• [RECORD LIST]
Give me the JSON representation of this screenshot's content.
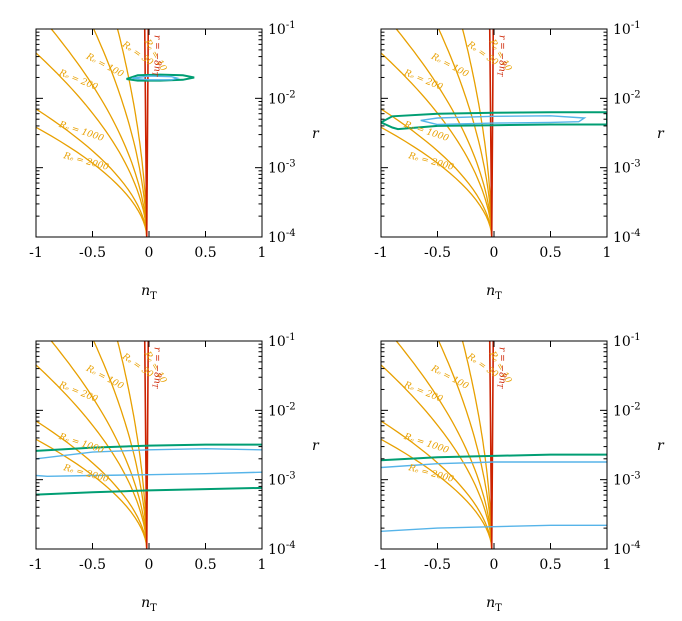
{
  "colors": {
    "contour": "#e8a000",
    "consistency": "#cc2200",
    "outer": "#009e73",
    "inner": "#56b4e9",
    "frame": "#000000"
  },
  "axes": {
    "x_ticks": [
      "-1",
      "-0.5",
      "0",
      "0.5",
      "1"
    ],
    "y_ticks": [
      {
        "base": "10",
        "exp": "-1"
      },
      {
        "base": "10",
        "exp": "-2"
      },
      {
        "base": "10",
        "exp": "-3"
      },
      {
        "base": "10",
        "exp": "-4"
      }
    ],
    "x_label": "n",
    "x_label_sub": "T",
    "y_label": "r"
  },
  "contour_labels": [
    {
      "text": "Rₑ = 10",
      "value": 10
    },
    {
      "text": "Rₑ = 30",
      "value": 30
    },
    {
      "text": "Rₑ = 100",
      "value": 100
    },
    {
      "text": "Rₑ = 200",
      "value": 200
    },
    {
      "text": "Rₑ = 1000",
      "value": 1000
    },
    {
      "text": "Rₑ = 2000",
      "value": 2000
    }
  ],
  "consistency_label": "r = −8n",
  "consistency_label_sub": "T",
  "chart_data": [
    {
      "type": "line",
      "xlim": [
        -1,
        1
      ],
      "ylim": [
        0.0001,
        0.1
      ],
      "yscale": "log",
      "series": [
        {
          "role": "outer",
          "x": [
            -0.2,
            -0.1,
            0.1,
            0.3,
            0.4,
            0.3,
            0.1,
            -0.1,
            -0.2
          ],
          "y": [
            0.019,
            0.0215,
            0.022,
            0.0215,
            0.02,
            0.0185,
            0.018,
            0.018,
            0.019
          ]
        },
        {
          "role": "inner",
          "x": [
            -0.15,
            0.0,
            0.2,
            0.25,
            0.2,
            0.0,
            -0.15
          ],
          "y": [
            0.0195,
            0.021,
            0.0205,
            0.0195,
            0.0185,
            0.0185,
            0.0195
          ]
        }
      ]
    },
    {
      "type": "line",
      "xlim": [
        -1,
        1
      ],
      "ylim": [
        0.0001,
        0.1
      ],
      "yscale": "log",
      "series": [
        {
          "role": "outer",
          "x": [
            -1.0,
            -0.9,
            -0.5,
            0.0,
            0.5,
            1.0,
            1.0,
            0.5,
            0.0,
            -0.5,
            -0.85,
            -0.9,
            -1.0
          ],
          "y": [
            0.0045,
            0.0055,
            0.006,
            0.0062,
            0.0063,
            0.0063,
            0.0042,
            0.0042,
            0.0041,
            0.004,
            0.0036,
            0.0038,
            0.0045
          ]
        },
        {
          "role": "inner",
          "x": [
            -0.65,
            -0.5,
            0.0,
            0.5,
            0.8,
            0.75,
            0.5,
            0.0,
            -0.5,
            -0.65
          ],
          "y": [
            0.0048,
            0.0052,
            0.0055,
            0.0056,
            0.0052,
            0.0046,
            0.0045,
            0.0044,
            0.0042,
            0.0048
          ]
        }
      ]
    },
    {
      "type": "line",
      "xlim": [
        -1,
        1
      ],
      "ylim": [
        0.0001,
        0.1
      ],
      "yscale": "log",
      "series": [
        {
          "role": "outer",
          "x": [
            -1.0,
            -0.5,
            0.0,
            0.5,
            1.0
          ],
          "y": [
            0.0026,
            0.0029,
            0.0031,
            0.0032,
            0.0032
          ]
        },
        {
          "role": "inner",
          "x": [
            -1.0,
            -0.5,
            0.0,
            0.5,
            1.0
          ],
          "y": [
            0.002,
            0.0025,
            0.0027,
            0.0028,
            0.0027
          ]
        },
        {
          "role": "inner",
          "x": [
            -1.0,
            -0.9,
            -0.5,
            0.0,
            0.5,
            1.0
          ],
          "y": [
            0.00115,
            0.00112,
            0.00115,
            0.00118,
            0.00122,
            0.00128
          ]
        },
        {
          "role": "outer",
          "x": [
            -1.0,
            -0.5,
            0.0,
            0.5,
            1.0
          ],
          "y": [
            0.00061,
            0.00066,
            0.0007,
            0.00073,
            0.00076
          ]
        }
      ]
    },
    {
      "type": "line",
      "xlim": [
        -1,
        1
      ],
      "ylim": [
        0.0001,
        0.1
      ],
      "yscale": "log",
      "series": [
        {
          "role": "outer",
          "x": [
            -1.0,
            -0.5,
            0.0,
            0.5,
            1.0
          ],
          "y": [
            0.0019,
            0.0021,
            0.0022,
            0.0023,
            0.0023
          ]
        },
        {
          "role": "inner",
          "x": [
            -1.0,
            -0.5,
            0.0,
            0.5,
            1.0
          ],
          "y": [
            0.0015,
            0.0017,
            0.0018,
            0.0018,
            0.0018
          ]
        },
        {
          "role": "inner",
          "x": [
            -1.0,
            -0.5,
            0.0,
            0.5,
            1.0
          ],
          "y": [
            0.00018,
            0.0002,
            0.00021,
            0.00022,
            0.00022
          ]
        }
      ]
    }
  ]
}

• [DIRECTION] The records above need to be given again exactly. Omit the pictures.

• [ANSWER TO THIS EXERCISE]
Give me the JSON representation of this screenshot's content.
{
  "colors": {
    "contour": "#e8a000",
    "consistency": "#cc2200",
    "outer": "#009e73",
    "inner": "#56b4e9",
    "frame": "#000000"
  },
  "axes": {
    "x_ticks": [
      "-1",
      "-0.5",
      "0",
      "0.5",
      "1"
    ],
    "y_ticks": [
      {
        "base": "10",
        "exp": "-1"
      },
      {
        "base": "10",
        "exp": "-2"
      },
      {
        "base": "10",
        "exp": "-3"
      },
      {
        "base": "10",
        "exp": "-4"
      }
    ],
    "x_label": "n",
    "x_label_sub": "T",
    "y_label": "r"
  },
  "contour_labels": [
    {
      "text": "Rₑ = 10",
      "value": 10
    },
    {
      "text": "Rₑ = 30",
      "value": 30
    },
    {
      "text": "Rₑ = 100",
      "value": 100
    },
    {
      "text": "Rₑ = 200",
      "value": 200
    },
    {
      "text": "Rₑ = 1000",
      "value": 1000
    },
    {
      "text": "Rₑ = 2000",
      "value": 2000
    }
  ],
  "consistency_label": "r = −8n",
  "consistency_label_sub": "T",
  "chart_data": [
    {
      "type": "line",
      "xlim": [
        -1,
        1
      ],
      "ylim": [
        0.0001,
        0.1
      ],
      "yscale": "log",
      "series": [
        {
          "role": "outer",
          "x": [
            -0.2,
            -0.1,
            0.1,
            0.3,
            0.4,
            0.3,
            0.1,
            -0.1,
            -0.2
          ],
          "y": [
            0.019,
            0.0215,
            0.022,
            0.0215,
            0.02,
            0.0185,
            0.018,
            0.018,
            0.019
          ]
        },
        {
          "role": "inner",
          "x": [
            -0.15,
            0.0,
            0.2,
            0.25,
            0.2,
            0.0,
            -0.15
          ],
          "y": [
            0.0195,
            0.021,
            0.0205,
            0.0195,
            0.0185,
            0.0185,
            0.0195
          ]
        }
      ]
    },
    {
      "type": "line",
      "xlim": [
        -1,
        1
      ],
      "ylim": [
        0.0001,
        0.1
      ],
      "yscale": "log",
      "series": [
        {
          "role": "outer",
          "x": [
            -1.0,
            -0.9,
            -0.5,
            0.0,
            0.5,
            1.0,
            1.0,
            0.5,
            0.0,
            -0.5,
            -0.85,
            -0.9,
            -1.0
          ],
          "y": [
            0.0045,
            0.0055,
            0.006,
            0.0062,
            0.0063,
            0.0063,
            0.0042,
            0.0042,
            0.0041,
            0.004,
            0.0036,
            0.0038,
            0.0045
          ]
        },
        {
          "role": "inner",
          "x": [
            -0.65,
            -0.5,
            0.0,
            0.5,
            0.8,
            0.75,
            0.5,
            0.0,
            -0.5,
            -0.65
          ],
          "y": [
            0.0048,
            0.0052,
            0.0055,
            0.0056,
            0.0052,
            0.0046,
            0.0045,
            0.0044,
            0.0042,
            0.0048
          ]
        }
      ]
    },
    {
      "type": "line",
      "xlim": [
        -1,
        1
      ],
      "ylim": [
        0.0001,
        0.1
      ],
      "yscale": "log",
      "series": [
        {
          "role": "outer",
          "x": [
            -1.0,
            -0.5,
            0.0,
            0.5,
            1.0
          ],
          "y": [
            0.0026,
            0.0029,
            0.0031,
            0.0032,
            0.0032
          ]
        },
        {
          "role": "inner",
          "x": [
            -1.0,
            -0.5,
            0.0,
            0.5,
            1.0
          ],
          "y": [
            0.002,
            0.0025,
            0.0027,
            0.0028,
            0.0027
          ]
        },
        {
          "role": "inner",
          "x": [
            -1.0,
            -0.9,
            -0.5,
            0.0,
            0.5,
            1.0
          ],
          "y": [
            0.00115,
            0.00112,
            0.00115,
            0.00118,
            0.00122,
            0.00128
          ]
        },
        {
          "role": "outer",
          "x": [
            -1.0,
            -0.5,
            0.0,
            0.5,
            1.0
          ],
          "y": [
            0.00061,
            0.00066,
            0.0007,
            0.00073,
            0.00076
          ]
        }
      ]
    },
    {
      "type": "line",
      "xlim": [
        -1,
        1
      ],
      "ylim": [
        0.0001,
        0.1
      ],
      "yscale": "log",
      "series": [
        {
          "role": "outer",
          "x": [
            -1.0,
            -0.5,
            0.0,
            0.5,
            1.0
          ],
          "y": [
            0.0019,
            0.0021,
            0.0022,
            0.0023,
            0.0023
          ]
        },
        {
          "role": "inner",
          "x": [
            -1.0,
            -0.5,
            0.0,
            0.5,
            1.0
          ],
          "y": [
            0.0015,
            0.0017,
            0.0018,
            0.0018,
            0.0018
          ]
        },
        {
          "role": "inner",
          "x": [
            -1.0,
            -0.5,
            0.0,
            0.5,
            1.0
          ],
          "y": [
            0.00018,
            0.0002,
            0.00021,
            0.00022,
            0.00022
          ]
        }
      ]
    }
  ]
}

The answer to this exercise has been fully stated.